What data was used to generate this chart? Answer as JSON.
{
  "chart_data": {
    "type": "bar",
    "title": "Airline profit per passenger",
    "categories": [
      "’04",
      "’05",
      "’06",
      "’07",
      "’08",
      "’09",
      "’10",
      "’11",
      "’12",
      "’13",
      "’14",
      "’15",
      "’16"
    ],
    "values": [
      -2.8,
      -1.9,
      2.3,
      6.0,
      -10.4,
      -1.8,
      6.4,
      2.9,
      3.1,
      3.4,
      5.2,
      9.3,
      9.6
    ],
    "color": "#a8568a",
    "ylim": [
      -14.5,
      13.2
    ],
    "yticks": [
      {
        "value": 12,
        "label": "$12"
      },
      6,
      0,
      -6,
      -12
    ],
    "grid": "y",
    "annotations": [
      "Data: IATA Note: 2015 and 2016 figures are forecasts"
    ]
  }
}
————————
Restate every entry word for word.

▶ **Answer for the task**:
What data was used to generate this chart? Answer as JSON.
{
  "chart_data": {
    "type": "bar",
    "title": "Airline profit per passenger",
    "categories": [
      "’04",
      "’05",
      "’06",
      "’07",
      "’08",
      "’09",
      "’10",
      "’11",
      "’12",
      "’13",
      "’14",
      "’15",
      "’16"
    ],
    "values": [
      -2.8,
      -1.9,
      2.3,
      6.0,
      -10.4,
      -1.8,
      6.4,
      2.9,
      3.1,
      3.4,
      5.2,
      9.3,
      9.6
    ],
    "color": "#a8568a",
    "ylim": [
      -14.5,
      13.2
    ],
    "yticks": [
      {
        "value": 12,
        "label": "$12"
      },
      6,
      0,
      -6,
      -12
    ],
    "grid": "y",
    "annotations": [
      "Data: IATA Note: 2015 and 2016 figures are forecasts"
    ]
  }
}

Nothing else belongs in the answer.